(Extracted records)

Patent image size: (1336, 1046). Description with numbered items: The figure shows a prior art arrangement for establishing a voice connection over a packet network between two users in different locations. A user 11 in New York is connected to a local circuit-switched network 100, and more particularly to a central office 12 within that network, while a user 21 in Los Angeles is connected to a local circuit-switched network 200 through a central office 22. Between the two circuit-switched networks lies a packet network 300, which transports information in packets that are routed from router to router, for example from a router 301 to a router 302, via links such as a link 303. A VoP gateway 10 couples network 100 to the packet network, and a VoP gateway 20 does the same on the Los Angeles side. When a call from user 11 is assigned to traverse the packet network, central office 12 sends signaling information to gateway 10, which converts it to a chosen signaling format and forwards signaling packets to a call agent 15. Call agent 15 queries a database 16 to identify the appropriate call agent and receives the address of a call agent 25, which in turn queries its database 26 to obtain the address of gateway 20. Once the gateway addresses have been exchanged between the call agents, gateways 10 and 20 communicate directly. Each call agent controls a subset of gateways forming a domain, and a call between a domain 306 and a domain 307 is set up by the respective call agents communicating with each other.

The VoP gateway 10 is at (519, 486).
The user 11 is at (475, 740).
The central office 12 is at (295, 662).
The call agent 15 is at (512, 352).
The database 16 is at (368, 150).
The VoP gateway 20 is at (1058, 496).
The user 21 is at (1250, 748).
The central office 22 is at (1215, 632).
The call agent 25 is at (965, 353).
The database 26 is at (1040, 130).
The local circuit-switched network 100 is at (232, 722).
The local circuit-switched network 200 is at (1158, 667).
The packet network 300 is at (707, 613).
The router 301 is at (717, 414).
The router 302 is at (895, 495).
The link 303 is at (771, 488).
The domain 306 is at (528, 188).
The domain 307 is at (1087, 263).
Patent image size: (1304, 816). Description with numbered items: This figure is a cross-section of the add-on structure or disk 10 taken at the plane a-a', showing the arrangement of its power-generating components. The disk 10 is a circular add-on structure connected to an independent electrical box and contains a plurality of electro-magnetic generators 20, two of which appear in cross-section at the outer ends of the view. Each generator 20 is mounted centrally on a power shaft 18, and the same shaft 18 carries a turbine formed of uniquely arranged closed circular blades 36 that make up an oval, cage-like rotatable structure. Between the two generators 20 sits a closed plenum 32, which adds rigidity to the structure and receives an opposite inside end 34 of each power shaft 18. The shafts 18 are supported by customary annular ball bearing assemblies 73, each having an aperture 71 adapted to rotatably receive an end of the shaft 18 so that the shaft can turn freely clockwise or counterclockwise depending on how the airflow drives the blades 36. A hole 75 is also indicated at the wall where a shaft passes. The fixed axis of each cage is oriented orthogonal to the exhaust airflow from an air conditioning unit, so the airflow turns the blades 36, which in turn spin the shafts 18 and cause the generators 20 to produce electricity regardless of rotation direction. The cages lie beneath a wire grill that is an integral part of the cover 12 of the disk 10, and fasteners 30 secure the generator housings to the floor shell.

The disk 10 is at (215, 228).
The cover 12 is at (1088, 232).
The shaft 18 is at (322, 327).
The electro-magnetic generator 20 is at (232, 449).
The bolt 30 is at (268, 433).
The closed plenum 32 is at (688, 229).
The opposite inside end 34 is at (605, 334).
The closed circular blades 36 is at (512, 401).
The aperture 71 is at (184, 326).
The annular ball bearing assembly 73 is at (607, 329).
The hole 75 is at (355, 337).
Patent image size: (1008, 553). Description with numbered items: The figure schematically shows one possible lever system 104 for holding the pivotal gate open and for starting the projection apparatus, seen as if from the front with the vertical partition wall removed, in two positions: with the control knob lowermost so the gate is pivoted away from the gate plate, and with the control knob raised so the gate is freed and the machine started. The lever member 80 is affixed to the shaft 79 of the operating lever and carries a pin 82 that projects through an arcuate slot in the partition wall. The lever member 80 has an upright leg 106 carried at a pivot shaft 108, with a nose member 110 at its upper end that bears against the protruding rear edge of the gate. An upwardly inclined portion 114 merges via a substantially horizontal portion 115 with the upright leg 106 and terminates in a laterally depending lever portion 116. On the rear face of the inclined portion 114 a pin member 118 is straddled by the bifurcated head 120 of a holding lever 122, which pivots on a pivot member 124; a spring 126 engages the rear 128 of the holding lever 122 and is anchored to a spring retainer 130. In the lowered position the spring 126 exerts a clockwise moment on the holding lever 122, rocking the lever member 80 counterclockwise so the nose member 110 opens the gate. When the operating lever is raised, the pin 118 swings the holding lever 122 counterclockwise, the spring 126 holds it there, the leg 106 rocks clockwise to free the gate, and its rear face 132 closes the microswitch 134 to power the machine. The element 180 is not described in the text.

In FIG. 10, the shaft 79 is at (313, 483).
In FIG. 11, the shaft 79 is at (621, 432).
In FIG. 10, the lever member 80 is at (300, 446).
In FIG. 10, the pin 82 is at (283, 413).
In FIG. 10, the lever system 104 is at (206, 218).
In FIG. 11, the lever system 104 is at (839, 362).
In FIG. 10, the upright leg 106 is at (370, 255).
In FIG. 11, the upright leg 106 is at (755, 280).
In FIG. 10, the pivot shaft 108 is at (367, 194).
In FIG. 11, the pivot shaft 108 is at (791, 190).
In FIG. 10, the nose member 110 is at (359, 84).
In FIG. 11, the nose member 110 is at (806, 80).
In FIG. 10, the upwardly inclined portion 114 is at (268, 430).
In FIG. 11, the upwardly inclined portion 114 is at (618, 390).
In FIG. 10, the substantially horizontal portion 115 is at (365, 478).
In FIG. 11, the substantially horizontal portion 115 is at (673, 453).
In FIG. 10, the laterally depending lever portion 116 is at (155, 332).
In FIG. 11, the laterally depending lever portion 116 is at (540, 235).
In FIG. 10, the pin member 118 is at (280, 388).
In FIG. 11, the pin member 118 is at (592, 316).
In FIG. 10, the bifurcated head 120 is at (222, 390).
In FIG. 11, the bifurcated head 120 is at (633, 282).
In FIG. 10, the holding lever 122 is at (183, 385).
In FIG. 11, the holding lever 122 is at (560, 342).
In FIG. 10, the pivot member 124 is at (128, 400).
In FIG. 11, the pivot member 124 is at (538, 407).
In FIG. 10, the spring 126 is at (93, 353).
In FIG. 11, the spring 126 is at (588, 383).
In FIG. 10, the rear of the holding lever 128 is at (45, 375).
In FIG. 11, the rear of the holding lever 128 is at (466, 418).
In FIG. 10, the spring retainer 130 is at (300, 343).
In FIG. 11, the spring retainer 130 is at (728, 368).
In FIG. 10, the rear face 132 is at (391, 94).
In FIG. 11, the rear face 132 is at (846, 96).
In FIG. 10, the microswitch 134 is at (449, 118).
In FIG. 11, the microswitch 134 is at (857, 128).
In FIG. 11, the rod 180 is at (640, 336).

### Problem
Could you reproduce every line of all three records above, word for word and with nothing changed?

### Complete answer
Patent image size: (1336, 1046). Description with numbered items: The figure shows a prior art arrangement for establishing a voice connection over a packet network between two users in different locations. A user 11 in New York is connected to a local circuit-switched network 100, and more particularly to a central office 12 within that network, while a user 21 in Los Angeles is connected to a local circuit-switched network 200 through a central office 22. Between the two circuit-switched networks lies a packet network 300, which transports information in packets that are routed from router to router, for example from a router 301 to a router 302, via links such as a link 303. A VoP gateway 10 couples network 100 to the packet network, and a VoP gateway 20 does the same on the Los Angeles side. When a call from user 11 is assigned to traverse the packet network, central office 12 sends signaling information to gateway 10, which converts it to a chosen signaling format and forwards signaling packets to a call agent 15. Call agent 15 queries a database 16 to identify the appropriate call agent and receives the address of a call agent 25, which in turn queries its database 26 to obtain the address of gateway 20. Once the gateway addresses have been exchanged between the call agents, gateways 10 and 20 communicate directly. Each call agent controls a subset of gateways forming a domain, and a call between a domain 306 and a domain 307 is set up by the respective call agents communicating with each other.

The VoP gateway 10 is at (519, 486).
The user 11 is at (475, 740).
The central office 12 is at (295, 662).
The call agent 15 is at (512, 352).
The database 16 is at (368, 150).
The VoP gateway 20 is at (1058, 496).
The user 21 is at (1250, 748).
The central office 22 is at (1215, 632).
The call agent 25 is at (965, 353).
The database 26 is at (1040, 130).
The local circuit-switched network 100 is at (232, 722).
The local circuit-switched network 200 is at (1158, 667).
The packet network 300 is at (707, 613).
The router 301 is at (717, 414).
The router 302 is at (895, 495).
The link 303 is at (771, 488).
The domain 306 is at (528, 188).
The domain 307 is at (1087, 263).
Patent image size: (1304, 816). Description with numbered items: This figure is a cross-section of the add-on structure or disk 10 taken at the plane a-a', showing the arrangement of its power-generating components. The disk 10 is a circular add-on structure connected to an independent electrical box and contains a plurality of electro-magnetic generators 20, two of which appear in cross-section at the outer ends of the view. Each generator 20 is mounted centrally on a power shaft 18, and the same shaft 18 carries a turbine formed of uniquely arranged closed circular blades 36 that make up an oval, cage-like rotatable structure. Between the two generators 20 sits a closed plenum 32, which adds rigidity to the structure and receives an opposite inside end 34 of each power shaft 18. The shafts 18 are supported by customary annular ball bearing assemblies 73, each having an aperture 71 adapted to rotatably receive an end of the shaft 18 so that the shaft can turn freely clockwise or counterclockwise depending on how the airflow drives the blades 36. A hole 75 is also indicated at the wall where a shaft passes. The fixed axis of each cage is oriented orthogonal to the exhaust airflow from an air conditioning unit, so the airflow turns the blades 36, which in turn spin the shafts 18 and cause the generators 20 to produce electricity regardless of rotation direction. The cages lie beneath a wire grill that is an integral part of the cover 12 of the disk 10, and fasteners 30 secure the generator housings to the floor shell.

The disk 10 is at (215, 228).
The cover 12 is at (1088, 232).
The shaft 18 is at (322, 327).
The electro-magnetic generator 20 is at (232, 449).
The bolt 30 is at (268, 433).
The closed plenum 32 is at (688, 229).
The opposite inside end 34 is at (605, 334).
The closed circular blades 36 is at (512, 401).
The aperture 71 is at (184, 326).
The annular ball bearing assembly 73 is at (607, 329).
The hole 75 is at (355, 337).
Patent image size: (1008, 553). Description with numbered items: The figure schematically shows one possible lever system 104 for holding the pivotal gate open and for starting the projection apparatus, seen as if from the front with the vertical partition wall removed, in two positions: with the control knob lowermost so the gate is pivoted away from the gate plate, and with the control knob raised so the gate is freed and the machine started. The lever member 80 is affixed to the shaft 79 of the operating lever and carries a pin 82 that projects through an arcuate slot in the partition wall. The lever member 80 has an upright leg 106 carried at a pivot shaft 108, with a nose member 110 at its upper end that bears against the protruding rear edge of the gate. An upwardly inclined portion 114 merges via a substantially horizontal portion 115 with the upright leg 106 and terminates in a laterally depending lever portion 116. On the rear face of the inclined portion 114 a pin member 118 is straddled by the bifurcated head 120 of a holding lever 122, which pivots on a pivot member 124; a spring 126 engages the rear 128 of the holding lever 122 and is anchored to a spring retainer 130. In the lowered position the spring 126 exerts a clockwise moment on the holding lever 122, rocking the lever member 80 counterclockwise so the nose member 110 opens the gate. When the operating lever is raised, the pin 118 swings the holding lever 122 counterclockwise, the spring 126 holds it there, the leg 106 rocks clockwise to free the gate, and its rear face 132 closes the microswitch 134 to power the machine. The element 180 is not described in the text.

In FIG. 10, the shaft 79 is at (313, 483).
In FIG. 11, the shaft 79 is at (621, 432).
In FIG. 10, the lever member 80 is at (300, 446).
In FIG. 10, the pin 82 is at (283, 413).
In FIG. 10, the lever system 104 is at (206, 218).
In FIG. 11, the lever system 104 is at (839, 362).
In FIG. 10, the upright leg 106 is at (370, 255).
In FIG. 11, the upright leg 106 is at (755, 280).
In FIG. 10, the pivot shaft 108 is at (367, 194).
In FIG. 11, the pivot shaft 108 is at (791, 190).
In FIG. 10, the nose member 110 is at (359, 84).
In FIG. 11, the nose member 110 is at (806, 80).
In FIG. 10, the upwardly inclined portion 114 is at (268, 430).
In FIG. 11, the upwardly inclined portion 114 is at (618, 390).
In FIG. 10, the substantially horizontal portion 115 is at (365, 478).
In FIG. 11, the substantially horizontal portion 115 is at (673, 453).
In FIG. 10, the laterally depending lever portion 116 is at (155, 332).
In FIG. 11, the laterally depending lever portion 116 is at (540, 235).
In FIG. 10, the pin member 118 is at (280, 388).
In FIG. 11, the pin member 118 is at (592, 316).
In FIG. 10, the bifurcated head 120 is at (222, 390).
In FIG. 11, the bifurcated head 120 is at (633, 282).
In FIG. 10, the holding lever 122 is at (183, 385).
In FIG. 11, the holding lever 122 is at (560, 342).
In FIG. 10, the pivot member 124 is at (128, 400).
In FIG. 11, the pivot member 124 is at (538, 407).
In FIG. 10, the spring 126 is at (93, 353).
In FIG. 11, the spring 126 is at (588, 383).
In FIG. 10, the rear of the holding lever 128 is at (45, 375).
In FIG. 11, the rear of the holding lever 128 is at (466, 418).
In FIG. 10, the spring retainer 130 is at (300, 343).
In FIG. 11, the spring retainer 130 is at (728, 368).
In FIG. 10, the rear face 132 is at (391, 94).
In FIG. 11, the rear face 132 is at (846, 96).
In FIG. 10, the microswitch 134 is at (449, 118).
In FIG. 11, the microswitch 134 is at (857, 128).
In FIG. 11, the rod 180 is at (640, 336).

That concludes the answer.